### WHAT YOU HAVE TO DO
List each line holding the string "JSON".
==========
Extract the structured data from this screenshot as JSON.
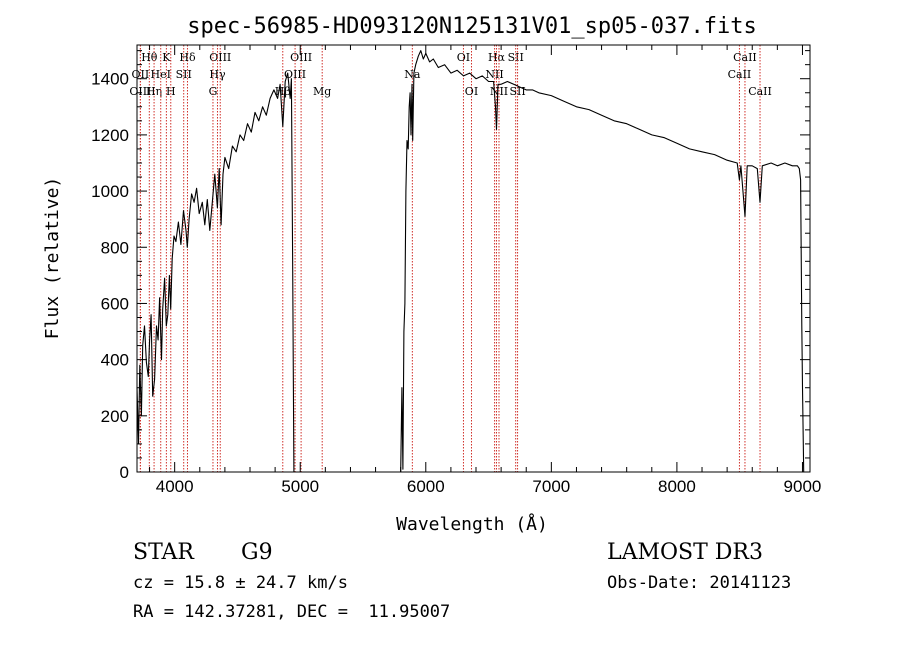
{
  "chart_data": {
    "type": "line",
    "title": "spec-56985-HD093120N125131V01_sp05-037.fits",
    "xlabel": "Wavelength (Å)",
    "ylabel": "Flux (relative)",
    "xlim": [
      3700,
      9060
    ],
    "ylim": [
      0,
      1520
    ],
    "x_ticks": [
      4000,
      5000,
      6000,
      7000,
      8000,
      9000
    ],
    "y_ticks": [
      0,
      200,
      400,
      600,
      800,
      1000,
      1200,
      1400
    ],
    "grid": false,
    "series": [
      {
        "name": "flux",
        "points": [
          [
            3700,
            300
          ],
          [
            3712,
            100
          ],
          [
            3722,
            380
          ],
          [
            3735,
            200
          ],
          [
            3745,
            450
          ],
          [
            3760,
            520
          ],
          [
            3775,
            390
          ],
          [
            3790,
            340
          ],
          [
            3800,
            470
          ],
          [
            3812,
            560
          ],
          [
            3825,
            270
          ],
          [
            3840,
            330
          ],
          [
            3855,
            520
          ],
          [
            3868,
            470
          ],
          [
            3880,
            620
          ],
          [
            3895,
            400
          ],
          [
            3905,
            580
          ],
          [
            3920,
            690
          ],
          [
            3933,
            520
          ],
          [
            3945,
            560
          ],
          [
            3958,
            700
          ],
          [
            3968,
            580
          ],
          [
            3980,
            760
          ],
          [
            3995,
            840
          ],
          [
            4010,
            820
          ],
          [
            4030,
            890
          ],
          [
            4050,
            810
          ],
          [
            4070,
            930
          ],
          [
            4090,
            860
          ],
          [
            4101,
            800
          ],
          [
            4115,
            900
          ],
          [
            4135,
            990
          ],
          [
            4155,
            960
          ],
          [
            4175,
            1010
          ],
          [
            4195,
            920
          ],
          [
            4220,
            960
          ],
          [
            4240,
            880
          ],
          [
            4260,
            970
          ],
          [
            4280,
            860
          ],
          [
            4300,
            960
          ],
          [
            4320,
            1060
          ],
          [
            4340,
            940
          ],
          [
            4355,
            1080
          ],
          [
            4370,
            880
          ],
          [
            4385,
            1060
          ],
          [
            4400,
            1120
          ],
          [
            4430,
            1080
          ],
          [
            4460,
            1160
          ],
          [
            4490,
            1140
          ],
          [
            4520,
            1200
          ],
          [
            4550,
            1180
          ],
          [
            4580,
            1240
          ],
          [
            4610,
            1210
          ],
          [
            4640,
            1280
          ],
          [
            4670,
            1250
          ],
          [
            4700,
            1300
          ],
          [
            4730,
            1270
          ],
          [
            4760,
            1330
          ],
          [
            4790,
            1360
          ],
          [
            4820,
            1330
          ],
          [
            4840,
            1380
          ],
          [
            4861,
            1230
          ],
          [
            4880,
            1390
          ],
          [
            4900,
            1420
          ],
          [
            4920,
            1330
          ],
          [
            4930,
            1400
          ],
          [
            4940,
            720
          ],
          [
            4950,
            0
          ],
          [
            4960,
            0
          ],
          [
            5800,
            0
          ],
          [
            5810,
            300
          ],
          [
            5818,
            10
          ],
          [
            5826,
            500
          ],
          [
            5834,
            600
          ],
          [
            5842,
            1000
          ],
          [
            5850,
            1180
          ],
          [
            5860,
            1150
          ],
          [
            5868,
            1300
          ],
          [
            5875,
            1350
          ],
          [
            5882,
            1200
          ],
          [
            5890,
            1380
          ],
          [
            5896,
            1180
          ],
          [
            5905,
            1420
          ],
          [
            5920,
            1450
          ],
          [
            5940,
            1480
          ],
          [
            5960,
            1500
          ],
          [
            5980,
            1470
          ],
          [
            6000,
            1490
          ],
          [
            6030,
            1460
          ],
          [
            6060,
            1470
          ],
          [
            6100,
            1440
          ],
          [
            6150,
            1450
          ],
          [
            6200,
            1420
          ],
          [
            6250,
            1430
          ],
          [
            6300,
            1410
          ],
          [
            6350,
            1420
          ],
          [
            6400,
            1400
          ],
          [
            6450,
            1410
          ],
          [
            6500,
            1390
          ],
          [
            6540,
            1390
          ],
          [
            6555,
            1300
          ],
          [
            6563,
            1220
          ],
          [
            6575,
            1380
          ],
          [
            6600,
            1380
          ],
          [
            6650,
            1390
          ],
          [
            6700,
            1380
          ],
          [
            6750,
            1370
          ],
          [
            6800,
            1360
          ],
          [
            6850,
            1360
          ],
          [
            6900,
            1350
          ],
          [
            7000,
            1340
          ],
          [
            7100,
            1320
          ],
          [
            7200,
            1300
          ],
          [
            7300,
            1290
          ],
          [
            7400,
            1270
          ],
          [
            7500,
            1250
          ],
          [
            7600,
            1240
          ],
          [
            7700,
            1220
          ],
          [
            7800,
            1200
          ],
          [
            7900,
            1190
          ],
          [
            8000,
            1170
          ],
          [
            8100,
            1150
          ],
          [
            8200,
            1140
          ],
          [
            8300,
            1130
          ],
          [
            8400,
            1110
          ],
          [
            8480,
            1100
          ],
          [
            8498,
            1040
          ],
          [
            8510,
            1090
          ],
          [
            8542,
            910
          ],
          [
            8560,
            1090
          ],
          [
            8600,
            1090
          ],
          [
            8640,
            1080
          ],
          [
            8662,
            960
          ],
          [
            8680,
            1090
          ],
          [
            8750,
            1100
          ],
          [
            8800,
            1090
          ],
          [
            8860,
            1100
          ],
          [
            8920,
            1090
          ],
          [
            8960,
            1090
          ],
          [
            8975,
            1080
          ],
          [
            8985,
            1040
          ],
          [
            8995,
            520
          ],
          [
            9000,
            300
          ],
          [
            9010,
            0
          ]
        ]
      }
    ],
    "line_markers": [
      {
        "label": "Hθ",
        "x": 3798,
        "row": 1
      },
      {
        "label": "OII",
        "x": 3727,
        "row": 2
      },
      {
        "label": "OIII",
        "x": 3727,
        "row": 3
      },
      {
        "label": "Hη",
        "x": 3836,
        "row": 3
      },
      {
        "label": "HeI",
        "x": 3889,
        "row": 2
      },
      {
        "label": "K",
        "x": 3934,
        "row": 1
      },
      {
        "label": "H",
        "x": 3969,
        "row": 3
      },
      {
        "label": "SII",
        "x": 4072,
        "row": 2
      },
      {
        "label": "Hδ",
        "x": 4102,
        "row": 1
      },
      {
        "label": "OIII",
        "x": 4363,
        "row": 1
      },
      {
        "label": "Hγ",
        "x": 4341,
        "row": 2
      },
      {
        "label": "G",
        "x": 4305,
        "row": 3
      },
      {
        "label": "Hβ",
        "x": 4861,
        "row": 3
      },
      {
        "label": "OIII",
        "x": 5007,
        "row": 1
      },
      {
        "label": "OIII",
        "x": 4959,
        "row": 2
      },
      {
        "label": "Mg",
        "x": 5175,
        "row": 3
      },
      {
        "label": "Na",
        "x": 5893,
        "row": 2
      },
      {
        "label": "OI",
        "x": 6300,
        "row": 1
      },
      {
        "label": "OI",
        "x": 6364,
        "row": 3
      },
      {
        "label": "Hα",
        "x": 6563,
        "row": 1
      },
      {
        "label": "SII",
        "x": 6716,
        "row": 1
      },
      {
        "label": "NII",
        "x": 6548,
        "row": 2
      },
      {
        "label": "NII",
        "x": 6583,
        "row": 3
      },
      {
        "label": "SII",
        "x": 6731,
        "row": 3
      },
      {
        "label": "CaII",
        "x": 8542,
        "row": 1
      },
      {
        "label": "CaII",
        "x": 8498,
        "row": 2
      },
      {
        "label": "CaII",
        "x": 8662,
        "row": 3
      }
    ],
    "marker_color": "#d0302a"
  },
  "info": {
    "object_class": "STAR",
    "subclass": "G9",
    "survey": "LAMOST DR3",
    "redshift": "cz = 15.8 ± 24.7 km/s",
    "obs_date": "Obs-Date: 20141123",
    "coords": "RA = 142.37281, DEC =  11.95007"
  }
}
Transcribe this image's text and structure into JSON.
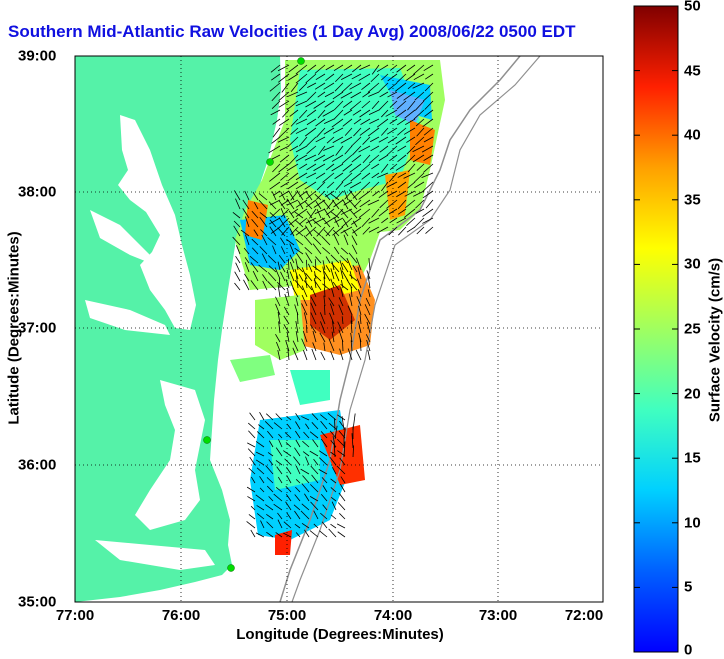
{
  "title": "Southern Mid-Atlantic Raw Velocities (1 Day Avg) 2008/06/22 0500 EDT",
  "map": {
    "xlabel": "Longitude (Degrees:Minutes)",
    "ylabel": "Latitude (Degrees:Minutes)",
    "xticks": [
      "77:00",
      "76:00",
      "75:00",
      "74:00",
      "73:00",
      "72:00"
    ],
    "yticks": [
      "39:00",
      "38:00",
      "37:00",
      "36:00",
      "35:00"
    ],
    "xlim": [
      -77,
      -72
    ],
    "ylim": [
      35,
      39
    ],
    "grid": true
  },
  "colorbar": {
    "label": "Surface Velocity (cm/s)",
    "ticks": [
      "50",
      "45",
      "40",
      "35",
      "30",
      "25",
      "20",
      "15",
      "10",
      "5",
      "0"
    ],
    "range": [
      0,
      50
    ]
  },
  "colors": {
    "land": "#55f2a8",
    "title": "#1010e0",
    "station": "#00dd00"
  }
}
==========
### SOLUTION TO THIS EXERCISE
Extract the structured data from this screenshot as JSON.
Transcribe this image's text and structure into JSON.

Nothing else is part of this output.